--- begin ---

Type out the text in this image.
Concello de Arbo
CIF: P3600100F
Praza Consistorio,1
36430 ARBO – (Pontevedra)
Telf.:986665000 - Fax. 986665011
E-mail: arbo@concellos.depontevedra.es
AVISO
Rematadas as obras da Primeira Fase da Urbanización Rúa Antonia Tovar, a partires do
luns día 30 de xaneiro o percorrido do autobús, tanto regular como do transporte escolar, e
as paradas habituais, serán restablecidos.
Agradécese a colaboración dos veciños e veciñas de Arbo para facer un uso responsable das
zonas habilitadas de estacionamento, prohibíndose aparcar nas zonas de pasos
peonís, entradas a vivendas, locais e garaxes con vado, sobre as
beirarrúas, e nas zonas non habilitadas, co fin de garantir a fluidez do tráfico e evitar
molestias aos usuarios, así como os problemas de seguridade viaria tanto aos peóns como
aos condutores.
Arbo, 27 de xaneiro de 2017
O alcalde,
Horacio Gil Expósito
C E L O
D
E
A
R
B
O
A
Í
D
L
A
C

--- end ---

Problem statement
Quote every entry exactly.

Final result
Type out the text in this image.
Concello de Arbo
CIF: P3600100F
Praza Consistorio,1
36430 ARBO – (Pontevedra)
Telf.:986665000 - Fax. 986665011
E-mail: arbo@concellos.depontevedra.es
AVISO
Rematadas as obras da Primeira Fase da Urbanización Rúa Antonia Tovar, a partires do
luns día 30 de xaneiro o percorrido do autobús, tanto regular como do transporte escolar, e
as paradas habituais, serán restablecidos.
Agradécese a colaboración dos veciños e veciñas de Arbo para facer un uso responsable das
zonas habilitadas de estacionamento, prohibíndose aparcar nas zonas de pasos
peonís, entradas a vivendas, locais e garaxes con vado, sobre as
beirarrúas, e nas zonas non habilitadas, co fin de garantir a fluidez do tráfico e evitar
molestias aos usuarios, así como os problemas de seguridade viaria tanto aos peóns como
aos condutores.
Arbo, 27 de xaneiro de 2017
O alcalde,
Horacio Gil Expósito
C E L O
D
E
A
R
B
O
A
Í
D
L
A
C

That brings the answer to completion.